Problem details
Reproduce every entry exactly as shown.

___ Supplied information

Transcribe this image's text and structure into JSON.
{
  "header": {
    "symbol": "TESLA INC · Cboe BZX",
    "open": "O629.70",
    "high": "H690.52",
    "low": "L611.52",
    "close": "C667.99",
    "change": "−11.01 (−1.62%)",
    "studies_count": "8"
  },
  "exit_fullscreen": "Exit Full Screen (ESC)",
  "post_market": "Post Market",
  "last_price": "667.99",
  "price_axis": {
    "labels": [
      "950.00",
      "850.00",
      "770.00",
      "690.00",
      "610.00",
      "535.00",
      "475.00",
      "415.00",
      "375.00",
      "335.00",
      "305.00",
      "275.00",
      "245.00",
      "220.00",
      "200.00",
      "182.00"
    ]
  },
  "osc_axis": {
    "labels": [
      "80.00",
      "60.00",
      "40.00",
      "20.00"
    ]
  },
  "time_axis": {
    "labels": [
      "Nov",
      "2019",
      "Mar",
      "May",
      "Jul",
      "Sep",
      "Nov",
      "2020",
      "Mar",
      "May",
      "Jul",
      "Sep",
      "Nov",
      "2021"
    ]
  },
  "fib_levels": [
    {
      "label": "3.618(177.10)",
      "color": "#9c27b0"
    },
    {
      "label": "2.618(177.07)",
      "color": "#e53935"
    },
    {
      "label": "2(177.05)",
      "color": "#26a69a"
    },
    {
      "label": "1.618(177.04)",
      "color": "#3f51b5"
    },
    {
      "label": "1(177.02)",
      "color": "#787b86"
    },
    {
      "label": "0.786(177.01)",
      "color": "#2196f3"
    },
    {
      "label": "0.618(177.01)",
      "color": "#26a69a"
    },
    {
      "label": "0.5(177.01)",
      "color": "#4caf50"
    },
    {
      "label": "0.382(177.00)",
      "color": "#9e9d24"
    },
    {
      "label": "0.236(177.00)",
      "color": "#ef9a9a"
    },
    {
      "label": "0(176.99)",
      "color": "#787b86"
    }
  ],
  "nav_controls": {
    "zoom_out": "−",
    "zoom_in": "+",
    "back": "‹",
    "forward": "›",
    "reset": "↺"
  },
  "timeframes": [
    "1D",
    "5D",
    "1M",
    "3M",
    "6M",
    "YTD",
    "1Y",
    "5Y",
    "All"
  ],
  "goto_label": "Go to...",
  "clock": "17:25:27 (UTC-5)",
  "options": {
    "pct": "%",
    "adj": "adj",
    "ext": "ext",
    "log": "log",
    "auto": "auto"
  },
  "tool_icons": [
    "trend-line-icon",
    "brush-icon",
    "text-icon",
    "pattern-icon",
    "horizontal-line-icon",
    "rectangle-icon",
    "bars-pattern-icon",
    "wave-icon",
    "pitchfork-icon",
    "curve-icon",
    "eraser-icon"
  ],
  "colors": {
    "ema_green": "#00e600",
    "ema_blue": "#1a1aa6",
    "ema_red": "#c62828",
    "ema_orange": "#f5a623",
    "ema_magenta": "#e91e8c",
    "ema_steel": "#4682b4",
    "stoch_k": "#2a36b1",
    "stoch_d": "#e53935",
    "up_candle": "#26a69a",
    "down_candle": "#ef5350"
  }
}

______

Answer to this task
Transcribe this image's text and structure into JSON.
{
  "header": {
    "symbol": "TESLA INC · Cboe BZX",
    "open": "O629.70",
    "high": "H690.52",
    "low": "L611.52",
    "close": "C667.99",
    "change": "−11.01 (−1.62%)",
    "studies_count": "8"
  },
  "exit_fullscreen": "Exit Full Screen (ESC)",
  "post_market": "Post Market",
  "last_price": "667.99",
  "price_axis": {
    "labels": [
      "950.00",
      "850.00",
      "770.00",
      "690.00",
      "610.00",
      "535.00",
      "475.00",
      "415.00",
      "375.00",
      "335.00",
      "305.00",
      "275.00",
      "245.00",
      "220.00",
      "200.00",
      "182.00"
    ]
  },
  "osc_axis": {
    "labels": [
      "80.00",
      "60.00",
      "40.00",
      "20.00"
    ]
  },
  "time_axis": {
    "labels": [
      "Nov",
      "2019",
      "Mar",
      "May",
      "Jul",
      "Sep",
      "Nov",
      "2020",
      "Mar",
      "May",
      "Jul",
      "Sep",
      "Nov",
      "2021"
    ]
  },
  "fib_levels": [
    {
      "label": "3.618(177.10)",
      "color": "#9c27b0"
    },
    {
      "label": "2.618(177.07)",
      "color": "#e53935"
    },
    {
      "label": "2(177.05)",
      "color": "#26a69a"
    },
    {
      "label": "1.618(177.04)",
      "color": "#3f51b5"
    },
    {
      "label": "1(177.02)",
      "color": "#787b86"
    },
    {
      "label": "0.786(177.01)",
      "color": "#2196f3"
    },
    {
      "label": "0.618(177.01)",
      "color": "#26a69a"
    },
    {
      "label": "0.5(177.01)",
      "color": "#4caf50"
    },
    {
      "label": "0.382(177.00)",
      "color": "#9e9d24"
    },
    {
      "label": "0.236(177.00)",
      "color": "#ef9a9a"
    },
    {
      "label": "0(176.99)",
      "color": "#787b86"
    }
  ],
  "nav_controls": {
    "zoom_out": "−",
    "zoom_in": "+",
    "back": "‹",
    "forward": "›",
    "reset": "↺"
  },
  "timeframes": [
    "1D",
    "5D",
    "1M",
    "3M",
    "6M",
    "YTD",
    "1Y",
    "5Y",
    "All"
  ],
  "goto_label": "Go to...",
  "clock": "17:25:27 (UTC-5)",
  "options": {
    "pct": "%",
    "adj": "adj",
    "ext": "ext",
    "log": "log",
    "auto": "auto"
  },
  "tool_icons": [
    "trend-line-icon",
    "brush-icon",
    "text-icon",
    "pattern-icon",
    "horizontal-line-icon",
    "rectangle-icon",
    "bars-pattern-icon",
    "wave-icon",
    "pitchfork-icon",
    "curve-icon",
    "eraser-icon"
  ],
  "colors": {
    "ema_green": "#00e600",
    "ema_blue": "#1a1aa6",
    "ema_red": "#c62828",
    "ema_orange": "#f5a623",
    "ema_magenta": "#e91e8c",
    "ema_steel": "#4682b4",
    "stoch_k": "#2a36b1",
    "stoch_d": "#e53935",
    "up_candle": "#26a69a",
    "down_candle": "#ef5350"
  }
}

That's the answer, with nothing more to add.